Texto extraído>
O governo não tomou medidas para impedir as demissões em massa. Acreditou que as empresas não demitiriam ao autorizar a redução dos salários e da jornada de trabalho. O governo também distribuiu dinheiro aos bancos privados (baixou o depósito compulsório e recomprou ativos financeiros) com o fim de garantir crédito às empresas e empresários de pequenos negócios para evitar quebras durante a pandemia. Ainda não é possível saber o impacto, mas o desemprego cresceu. Os bancos privados e as grandes empresas estavam bastante líquidos antes da pandemia e não apresentam riscos.

A crise econômica que atinge o país desde 2015 fez com que adotassem medidas de cautela e, por isso, acumularam caixa. De qualquer forma, o impacto sobre esse grupo dependerá da duração da pandemia. E, a duração depende da eficiência no isolamento, única arma que o Brasil dispõe para evitar crescimento no contágio. Como o isolamento tem sido desrespeitado, a duração da crise sanitária pode se estender por mais tempo com reflexos mais profundos sobre a economia. Outra medida em discussão é a necessária transferência de recursos do governo central (único capaz de emitir moeda ou dívida) para os Estados e Municípios que, por conta da crise dos últimos 5 anos se encontravam em situação fiscal extremamente complicada dada a queda na arrecadação. Incapazes de elevar os gastos e mesmo de cobrir os gastos com a saúde, os Estados solicitam também que seja postergado o pagamento de dívidas passadas junto à União e que sejam liberados recursos no montante das perdas de arrecadação que resultam da paralização das atividades econômicas durante o isolamento social. Por esses motivos, pelo caos da saúde, econômico e político, a atividade econômica deve ser mais duramente afetada e sua recuperação mais lenta.

Conclusões

Parece que está instalada uma tempestade perfeita no Brasil. Crise política, de saúde e econômica se conjugam. Não é por menos que a pandemia se alastra de forma acelerada pelo país. O presidente, ao querer demonstrar poder, incentiva as pessoas a saírem do isolamento com consequências graves para um país que não tem como testar a população. O isolamento falho, abarrota o sistema de saúde e eleva o número de mortos. Por conta exatamente disso, retardará a reabertura da economia e, portanto, uma possível retomada na atividade econômica. Atrapalham ainda a retomada o estrago que a pandemia está fazendo sobre a atividade econômica ao o governo não adotar medidas mais contundentes para manter o nível de atividade. As medidas de compensação de renda são pequenas e não atingem as pequenas e médias empresas; a tentativa de irrigar o sistema pelo crédito privado não tem sido eficiente, dado o risco de crédito que orienta a ação dos bancos privados – por isso se retraem e retém a liquidez. O nível de desemprego tem crescido e muitas empresas pequenas e médias podem quebrar. As grandes empresas e os bancos estão bastante líquidos para aguentar a pandemia.

Objetivo do exercício> Prossiga o texto sobre os efeitos da pandemia na economia brasileira a partir do ponto em que ele se encerra. Os registros não são necessários aqui.

Os dados>
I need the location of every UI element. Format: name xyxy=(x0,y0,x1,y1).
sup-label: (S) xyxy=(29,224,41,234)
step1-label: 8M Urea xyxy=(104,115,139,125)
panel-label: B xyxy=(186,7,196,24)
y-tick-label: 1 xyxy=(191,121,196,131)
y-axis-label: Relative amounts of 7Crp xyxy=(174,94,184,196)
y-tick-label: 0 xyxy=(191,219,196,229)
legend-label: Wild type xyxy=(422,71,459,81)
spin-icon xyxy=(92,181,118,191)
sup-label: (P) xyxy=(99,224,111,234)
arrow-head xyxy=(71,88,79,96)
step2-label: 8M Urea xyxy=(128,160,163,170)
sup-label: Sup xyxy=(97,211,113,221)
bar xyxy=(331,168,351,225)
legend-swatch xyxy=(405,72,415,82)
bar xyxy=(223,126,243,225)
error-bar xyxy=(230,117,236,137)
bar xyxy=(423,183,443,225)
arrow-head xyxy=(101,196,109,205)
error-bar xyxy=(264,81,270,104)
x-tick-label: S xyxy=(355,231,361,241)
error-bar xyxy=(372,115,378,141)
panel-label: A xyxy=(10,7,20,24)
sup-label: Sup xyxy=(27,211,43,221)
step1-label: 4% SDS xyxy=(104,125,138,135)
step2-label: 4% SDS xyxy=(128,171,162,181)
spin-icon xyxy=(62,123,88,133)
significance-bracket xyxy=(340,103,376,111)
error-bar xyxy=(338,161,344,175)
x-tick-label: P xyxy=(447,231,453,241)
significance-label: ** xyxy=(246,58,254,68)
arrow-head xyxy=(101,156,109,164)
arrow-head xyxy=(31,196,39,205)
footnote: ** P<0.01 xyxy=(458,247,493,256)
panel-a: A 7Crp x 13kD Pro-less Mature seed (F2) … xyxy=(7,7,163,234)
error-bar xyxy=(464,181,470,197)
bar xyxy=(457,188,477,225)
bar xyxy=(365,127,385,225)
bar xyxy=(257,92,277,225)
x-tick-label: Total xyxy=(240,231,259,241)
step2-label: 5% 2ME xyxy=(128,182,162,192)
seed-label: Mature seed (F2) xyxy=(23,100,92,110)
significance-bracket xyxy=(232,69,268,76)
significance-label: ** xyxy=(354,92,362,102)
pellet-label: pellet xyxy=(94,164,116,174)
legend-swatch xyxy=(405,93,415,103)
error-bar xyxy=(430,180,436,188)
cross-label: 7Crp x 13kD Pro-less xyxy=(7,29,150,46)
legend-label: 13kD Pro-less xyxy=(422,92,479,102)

Resultado do exercício>
Como se já não bastasse a crise da pandemia e seus reflexos negativos sobre a atividade – em se mantendo a equipe econômica – Guedes e sua equipe prometem, após a crise, voltar às políticas restritivas para novamente tentar trazer a relação da dívida pública com o PIB para baixo. Se isso prevalecer, o desastre será maior ainda, repetindo os 5 últimos anos, quando a dívida/PIB se elevou para 80% com forte retração na atividade econômica e desindustrialização, só que agora com uma relação dívida/PIB talvez em 100% após a pandemia. Não se sabe o que sobrará no final. Alguns economistas que defendem as políticas de austeridade já estão repensando sua posição aliando-se aos que avisavam que só o crescimento econômico pode diminuir a relação dívida/PIB. Para tanto, seria necessário inverter a política com uma ação forte do Estado em investimentos públicos para tirar a economia do buraco em que se encontra há 5 anos. De qualquer forma, tudo depende de como se desenrolará a crise política.